* [Task goal] Reproduce the listing that follows with no differences at all.

Data records

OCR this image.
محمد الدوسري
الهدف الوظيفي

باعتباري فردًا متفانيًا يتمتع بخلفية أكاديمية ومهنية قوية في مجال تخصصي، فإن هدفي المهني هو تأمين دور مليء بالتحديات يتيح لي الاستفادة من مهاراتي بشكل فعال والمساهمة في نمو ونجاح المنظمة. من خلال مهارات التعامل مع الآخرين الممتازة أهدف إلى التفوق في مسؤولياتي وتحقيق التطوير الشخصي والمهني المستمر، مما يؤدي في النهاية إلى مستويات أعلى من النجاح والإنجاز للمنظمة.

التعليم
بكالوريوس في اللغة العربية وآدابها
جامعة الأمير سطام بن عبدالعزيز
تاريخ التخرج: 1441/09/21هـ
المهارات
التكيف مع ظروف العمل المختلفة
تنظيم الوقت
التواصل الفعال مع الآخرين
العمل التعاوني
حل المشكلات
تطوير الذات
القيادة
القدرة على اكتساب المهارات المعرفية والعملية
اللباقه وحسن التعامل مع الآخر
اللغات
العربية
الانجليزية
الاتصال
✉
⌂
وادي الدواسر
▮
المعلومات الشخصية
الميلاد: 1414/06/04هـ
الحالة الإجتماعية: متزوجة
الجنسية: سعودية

* [Expected answer]
OCR this image.
محمد الدوسري
الهدف الوظيفي

باعتباري فردًا متفانيًا يتمتع بخلفية أكاديمية ومهنية قوية في مجال تخصصي، فإن هدفي المهني هو تأمين دور مليء بالتحديات يتيح لي الاستفادة من مهاراتي بشكل فعال والمساهمة في نمو ونجاح المنظمة. من خلال مهارات التعامل مع الآخرين الممتازة أهدف إلى التفوق في مسؤولياتي وتحقيق التطوير الشخصي والمهني المستمر، مما يؤدي في النهاية إلى مستويات أعلى من النجاح والإنجاز للمنظمة.

التعليم
بكالوريوس في اللغة العربية وآدابها
جامعة الأمير سطام بن عبدالعزيز
تاريخ التخرج: 1441/09/21هـ
المهارات
التكيف مع ظروف العمل المختلفة
تنظيم الوقت
التواصل الفعال مع الآخرين
العمل التعاوني
حل المشكلات
تطوير الذات
القيادة
القدرة على اكتساب المهارات المعرفية والعملية
اللباقه وحسن التعامل مع الآخر
اللغات
العربية
الانجليزية
الاتصال
✉
⌂
وادي الدواسر
▮
المعلومات الشخصية
الميلاد: 1414/06/04هـ
الحالة الإجتماعية: متزوجة
الجنسية: سعودية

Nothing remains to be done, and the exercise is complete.